TO DO: In the records below, work out how many lines hold the word "text". Report the number alone.

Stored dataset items
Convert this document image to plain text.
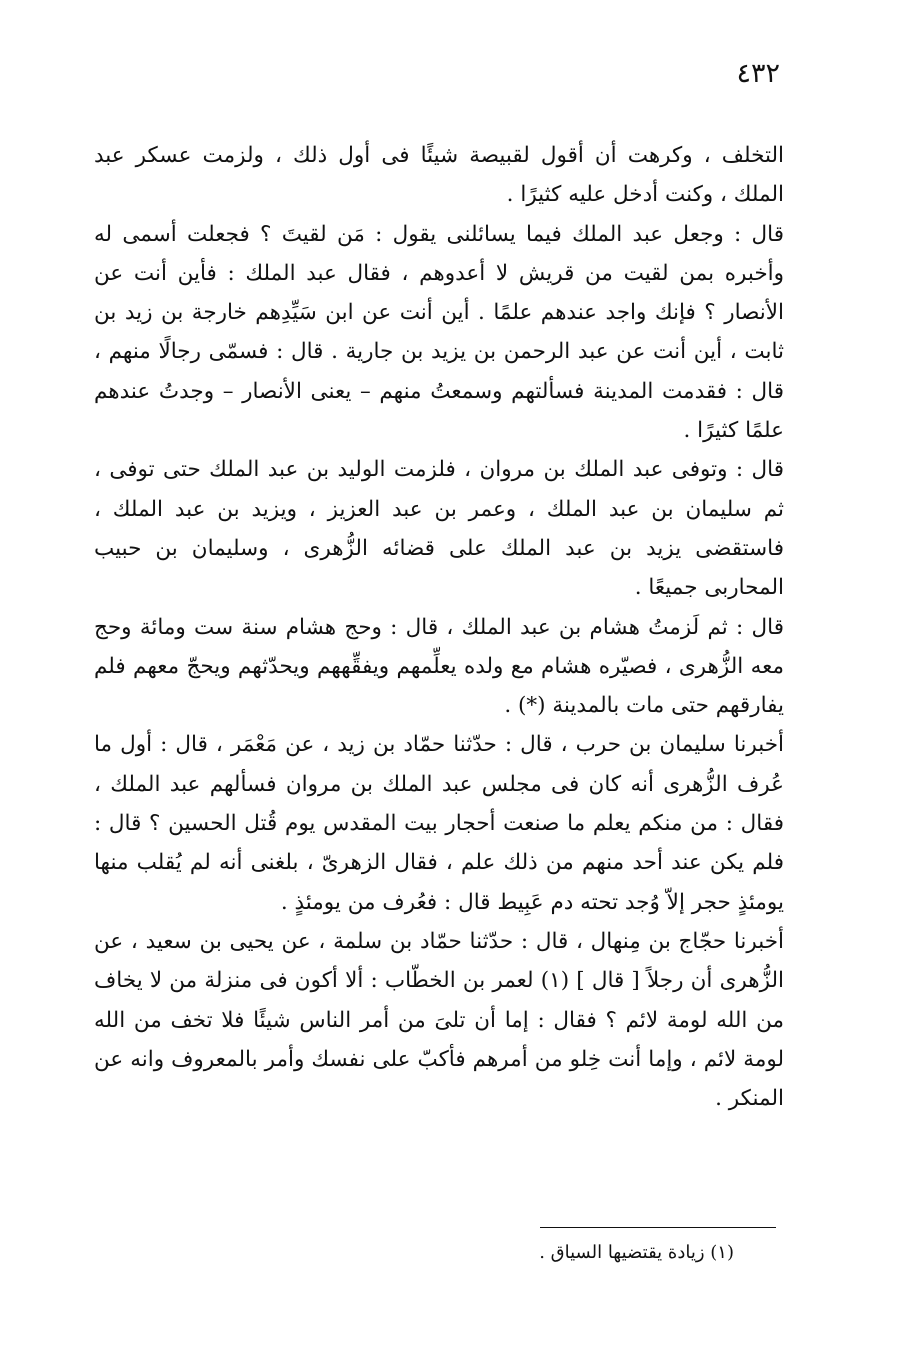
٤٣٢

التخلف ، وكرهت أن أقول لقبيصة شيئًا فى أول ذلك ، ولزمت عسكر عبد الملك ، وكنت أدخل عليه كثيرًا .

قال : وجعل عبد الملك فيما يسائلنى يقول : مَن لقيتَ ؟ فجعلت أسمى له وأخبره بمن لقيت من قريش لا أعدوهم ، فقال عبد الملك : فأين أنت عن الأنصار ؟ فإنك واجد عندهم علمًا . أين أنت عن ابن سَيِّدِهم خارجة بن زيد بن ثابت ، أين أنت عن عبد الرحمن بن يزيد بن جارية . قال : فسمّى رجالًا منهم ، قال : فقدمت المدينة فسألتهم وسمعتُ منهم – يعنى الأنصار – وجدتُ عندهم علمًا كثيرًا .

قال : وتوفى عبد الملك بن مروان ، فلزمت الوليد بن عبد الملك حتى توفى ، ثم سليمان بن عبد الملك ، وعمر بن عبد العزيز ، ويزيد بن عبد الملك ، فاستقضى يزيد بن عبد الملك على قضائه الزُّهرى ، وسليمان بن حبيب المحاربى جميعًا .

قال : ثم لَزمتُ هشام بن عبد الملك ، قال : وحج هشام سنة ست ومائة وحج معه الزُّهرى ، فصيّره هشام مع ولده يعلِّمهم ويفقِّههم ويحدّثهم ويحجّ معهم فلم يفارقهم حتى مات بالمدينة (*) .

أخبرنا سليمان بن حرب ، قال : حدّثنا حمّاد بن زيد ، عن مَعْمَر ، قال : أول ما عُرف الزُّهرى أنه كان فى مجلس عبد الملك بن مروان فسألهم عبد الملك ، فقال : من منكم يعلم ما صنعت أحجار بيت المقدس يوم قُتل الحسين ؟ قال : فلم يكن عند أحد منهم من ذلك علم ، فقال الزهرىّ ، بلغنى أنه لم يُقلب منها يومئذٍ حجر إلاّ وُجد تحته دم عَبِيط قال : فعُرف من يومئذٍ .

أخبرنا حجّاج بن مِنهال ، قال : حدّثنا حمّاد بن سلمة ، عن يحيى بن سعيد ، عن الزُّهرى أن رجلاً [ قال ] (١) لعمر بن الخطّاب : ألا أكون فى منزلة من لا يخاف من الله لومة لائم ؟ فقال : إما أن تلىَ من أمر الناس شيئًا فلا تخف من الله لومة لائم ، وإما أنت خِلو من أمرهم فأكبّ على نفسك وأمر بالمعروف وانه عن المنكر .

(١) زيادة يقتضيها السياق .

* * *

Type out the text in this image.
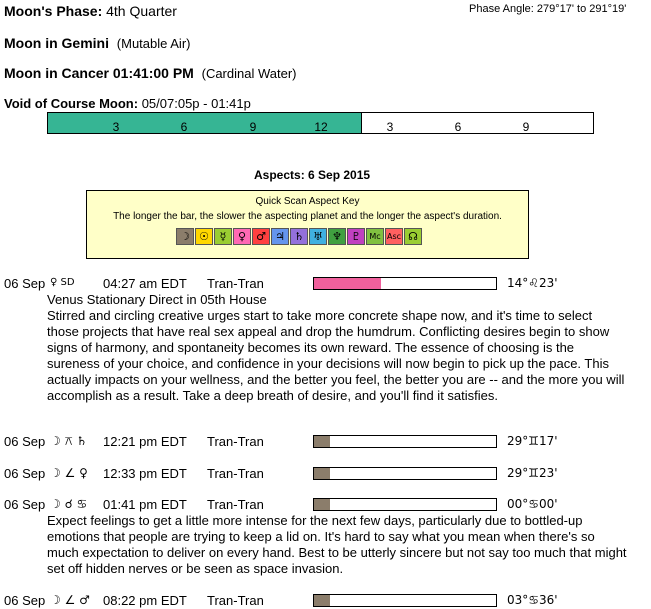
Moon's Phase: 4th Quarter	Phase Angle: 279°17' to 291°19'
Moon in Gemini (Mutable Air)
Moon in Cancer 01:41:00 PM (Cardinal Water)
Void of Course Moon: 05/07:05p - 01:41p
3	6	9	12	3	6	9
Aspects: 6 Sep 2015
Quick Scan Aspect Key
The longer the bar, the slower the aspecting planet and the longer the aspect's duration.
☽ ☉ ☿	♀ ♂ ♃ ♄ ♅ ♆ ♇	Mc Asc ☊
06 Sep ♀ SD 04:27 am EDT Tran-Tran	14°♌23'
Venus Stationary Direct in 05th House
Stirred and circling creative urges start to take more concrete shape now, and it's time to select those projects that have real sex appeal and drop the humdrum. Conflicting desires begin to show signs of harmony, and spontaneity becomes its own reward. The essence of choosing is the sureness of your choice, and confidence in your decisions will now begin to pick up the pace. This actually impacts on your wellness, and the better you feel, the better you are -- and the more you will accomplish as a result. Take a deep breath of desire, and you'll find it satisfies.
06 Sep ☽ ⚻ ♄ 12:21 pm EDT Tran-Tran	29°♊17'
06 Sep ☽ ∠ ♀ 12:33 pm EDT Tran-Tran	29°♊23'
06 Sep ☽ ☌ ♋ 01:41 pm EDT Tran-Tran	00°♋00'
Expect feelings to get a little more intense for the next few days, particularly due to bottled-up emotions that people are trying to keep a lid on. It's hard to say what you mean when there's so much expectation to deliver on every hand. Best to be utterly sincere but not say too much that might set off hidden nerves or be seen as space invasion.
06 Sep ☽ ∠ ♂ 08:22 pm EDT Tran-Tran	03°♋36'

COMPLETE RESPONSE: 2